**TASK STATEMENT**
Scan the material that follows. Copy every line containing the word "info".

(Extracted data entries)
* * * * *
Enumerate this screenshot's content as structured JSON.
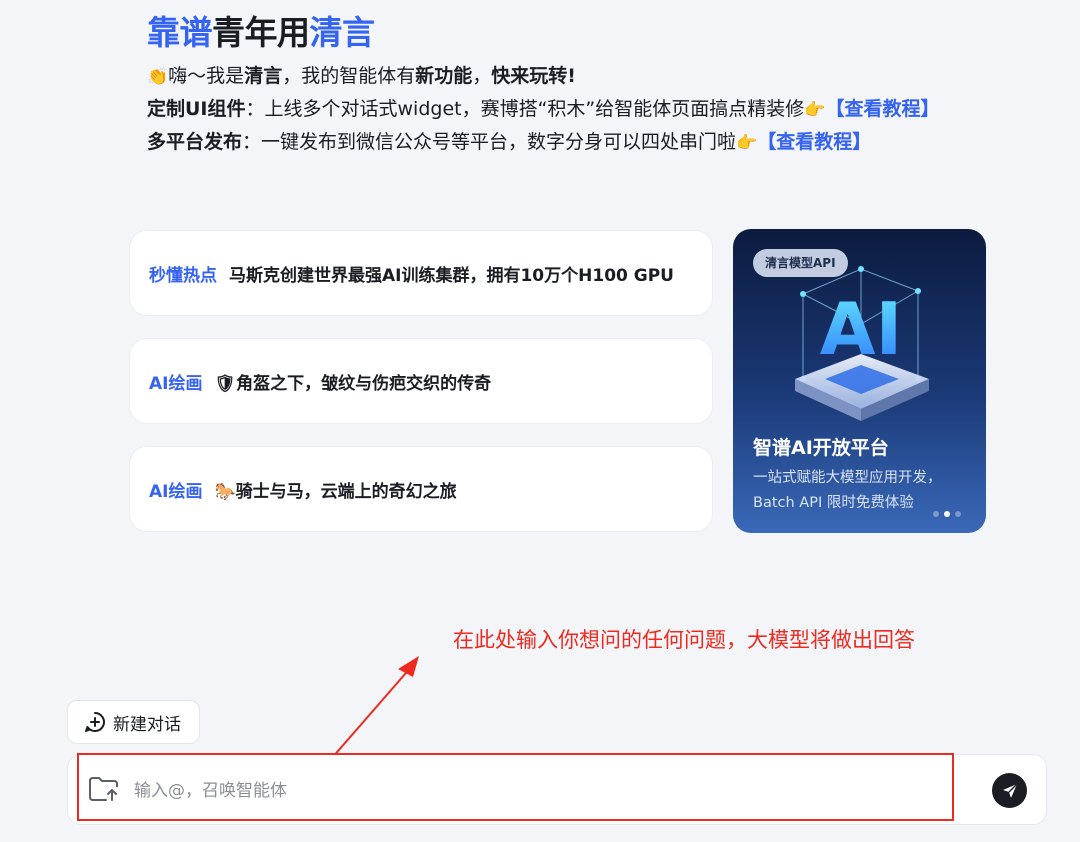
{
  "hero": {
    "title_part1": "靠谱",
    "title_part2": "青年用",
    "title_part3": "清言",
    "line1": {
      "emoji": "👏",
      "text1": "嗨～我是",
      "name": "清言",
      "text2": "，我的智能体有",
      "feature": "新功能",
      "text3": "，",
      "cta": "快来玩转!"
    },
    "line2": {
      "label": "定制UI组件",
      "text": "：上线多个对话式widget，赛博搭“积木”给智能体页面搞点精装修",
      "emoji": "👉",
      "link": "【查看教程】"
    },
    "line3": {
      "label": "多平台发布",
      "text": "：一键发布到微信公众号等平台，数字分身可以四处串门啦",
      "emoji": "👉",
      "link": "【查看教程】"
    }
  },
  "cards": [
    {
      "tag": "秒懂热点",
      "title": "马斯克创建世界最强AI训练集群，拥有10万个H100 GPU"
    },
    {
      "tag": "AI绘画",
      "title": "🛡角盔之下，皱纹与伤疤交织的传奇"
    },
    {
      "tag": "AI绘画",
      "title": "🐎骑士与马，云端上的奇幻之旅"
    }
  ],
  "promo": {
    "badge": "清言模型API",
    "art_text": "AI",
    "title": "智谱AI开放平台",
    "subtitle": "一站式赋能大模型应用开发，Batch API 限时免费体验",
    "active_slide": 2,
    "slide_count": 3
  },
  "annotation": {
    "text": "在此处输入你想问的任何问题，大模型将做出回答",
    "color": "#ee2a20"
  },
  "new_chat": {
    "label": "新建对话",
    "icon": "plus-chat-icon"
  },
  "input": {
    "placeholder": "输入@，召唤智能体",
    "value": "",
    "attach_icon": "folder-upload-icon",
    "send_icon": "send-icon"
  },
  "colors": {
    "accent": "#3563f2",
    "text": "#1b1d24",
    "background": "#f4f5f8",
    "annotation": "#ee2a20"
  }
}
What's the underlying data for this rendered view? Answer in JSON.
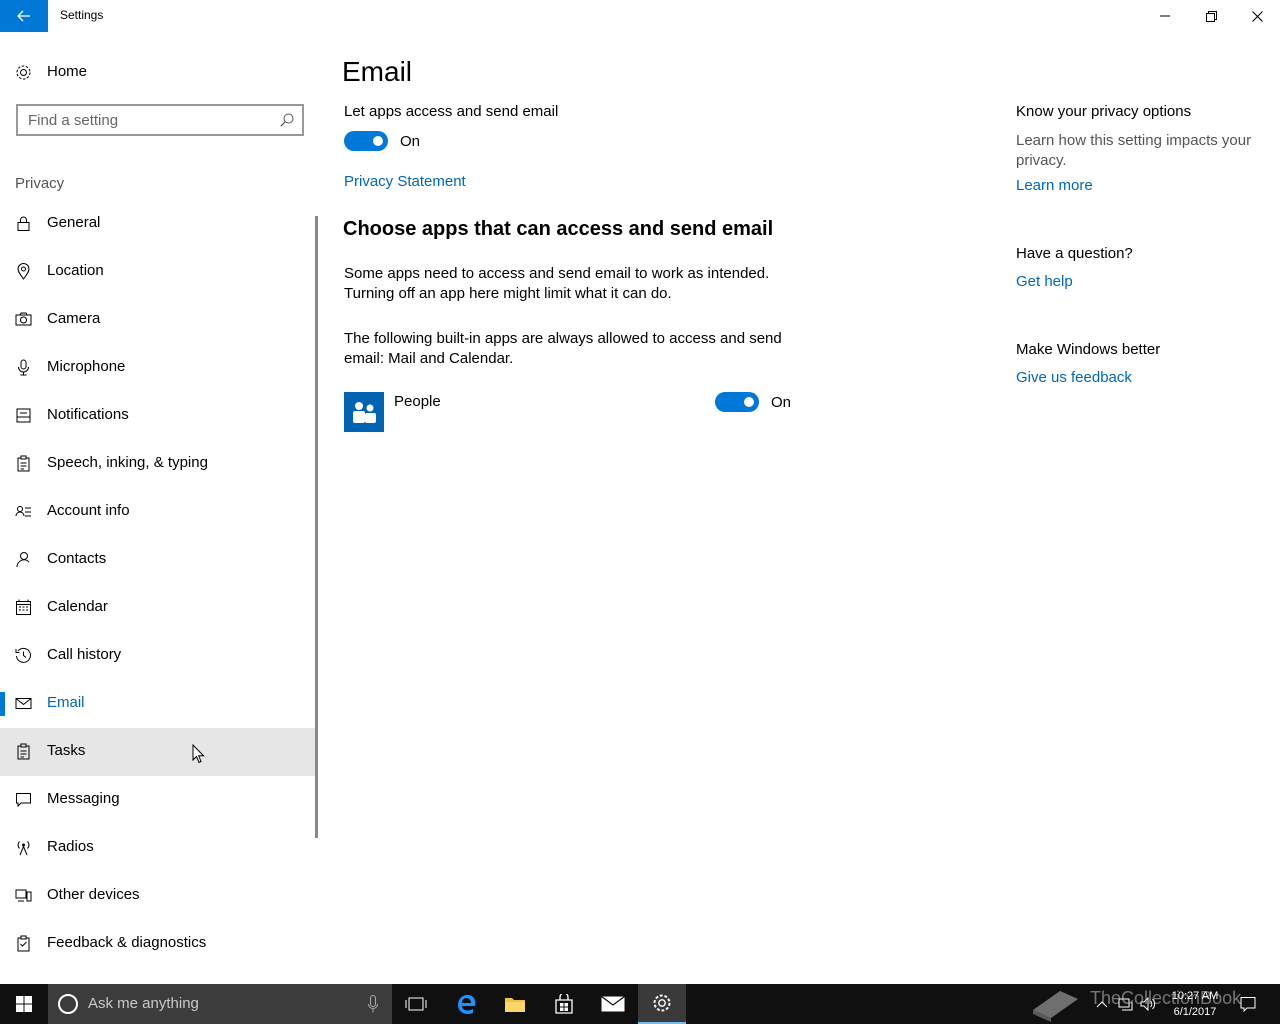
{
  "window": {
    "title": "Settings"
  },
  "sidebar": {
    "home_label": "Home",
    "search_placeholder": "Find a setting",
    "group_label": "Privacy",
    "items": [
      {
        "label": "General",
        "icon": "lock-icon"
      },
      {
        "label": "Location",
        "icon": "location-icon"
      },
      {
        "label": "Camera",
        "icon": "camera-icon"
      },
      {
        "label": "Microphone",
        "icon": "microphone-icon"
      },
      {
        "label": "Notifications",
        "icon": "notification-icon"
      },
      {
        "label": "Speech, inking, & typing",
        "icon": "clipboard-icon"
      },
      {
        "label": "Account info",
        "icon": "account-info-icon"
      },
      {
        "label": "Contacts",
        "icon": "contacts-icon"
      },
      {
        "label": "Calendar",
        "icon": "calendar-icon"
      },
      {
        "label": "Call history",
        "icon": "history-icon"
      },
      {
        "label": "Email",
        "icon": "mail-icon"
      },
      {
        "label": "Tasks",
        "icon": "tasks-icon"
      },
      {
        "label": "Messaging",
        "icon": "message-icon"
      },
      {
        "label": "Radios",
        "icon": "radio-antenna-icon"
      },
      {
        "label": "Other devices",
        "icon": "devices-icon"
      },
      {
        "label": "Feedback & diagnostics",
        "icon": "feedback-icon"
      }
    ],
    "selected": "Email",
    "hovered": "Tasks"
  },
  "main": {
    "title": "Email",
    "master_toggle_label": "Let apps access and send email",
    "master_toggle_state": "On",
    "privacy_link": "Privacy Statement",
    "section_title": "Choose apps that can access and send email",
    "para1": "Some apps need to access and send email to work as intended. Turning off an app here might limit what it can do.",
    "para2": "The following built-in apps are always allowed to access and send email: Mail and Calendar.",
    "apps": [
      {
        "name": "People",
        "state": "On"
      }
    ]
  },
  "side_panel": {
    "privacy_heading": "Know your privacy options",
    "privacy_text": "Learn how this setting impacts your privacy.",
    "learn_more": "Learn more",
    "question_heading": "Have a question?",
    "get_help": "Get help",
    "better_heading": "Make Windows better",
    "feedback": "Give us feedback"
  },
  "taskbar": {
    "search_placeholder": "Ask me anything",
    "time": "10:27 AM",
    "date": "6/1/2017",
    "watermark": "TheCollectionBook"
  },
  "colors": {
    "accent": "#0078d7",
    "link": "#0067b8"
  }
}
* * * * *
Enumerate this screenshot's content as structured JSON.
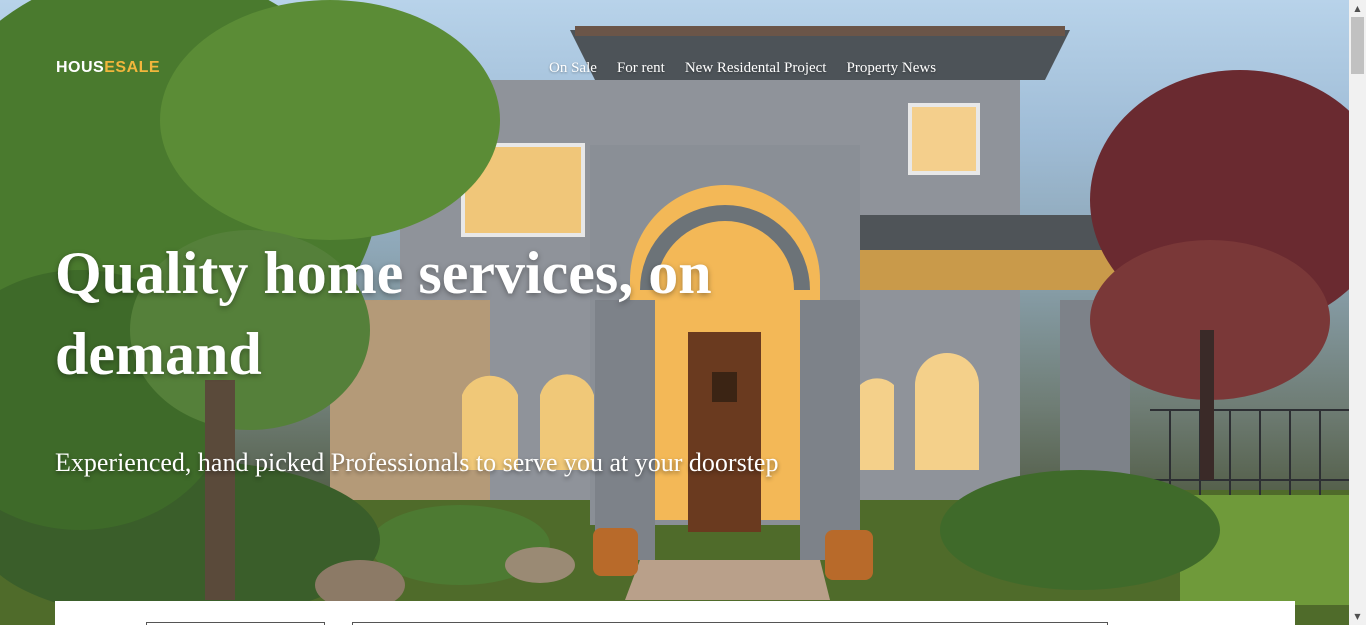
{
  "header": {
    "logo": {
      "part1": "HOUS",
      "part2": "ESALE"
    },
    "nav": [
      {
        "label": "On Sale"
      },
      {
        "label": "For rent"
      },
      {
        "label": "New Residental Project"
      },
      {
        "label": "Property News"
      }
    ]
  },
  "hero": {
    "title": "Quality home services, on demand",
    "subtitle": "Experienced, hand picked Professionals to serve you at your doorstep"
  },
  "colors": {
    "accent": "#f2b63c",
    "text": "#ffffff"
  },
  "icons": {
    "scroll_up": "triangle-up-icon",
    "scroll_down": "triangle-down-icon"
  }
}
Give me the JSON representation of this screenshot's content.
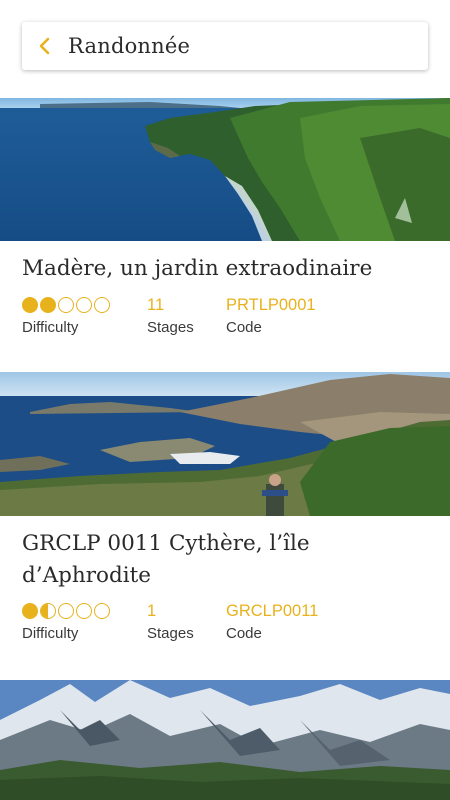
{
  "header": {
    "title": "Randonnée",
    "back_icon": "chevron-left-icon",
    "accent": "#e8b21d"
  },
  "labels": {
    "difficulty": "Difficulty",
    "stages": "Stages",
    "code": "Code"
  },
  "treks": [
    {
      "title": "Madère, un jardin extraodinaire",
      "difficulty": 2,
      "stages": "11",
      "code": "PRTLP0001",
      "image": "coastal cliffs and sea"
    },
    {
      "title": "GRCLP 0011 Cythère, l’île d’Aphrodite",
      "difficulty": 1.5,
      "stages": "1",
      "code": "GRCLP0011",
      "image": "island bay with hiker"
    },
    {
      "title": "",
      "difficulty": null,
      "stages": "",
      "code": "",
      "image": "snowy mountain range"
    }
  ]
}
* * * * *
**EXERCISE SOLUTION**
        "label": "Account info",
        "icon": "account-info-icon"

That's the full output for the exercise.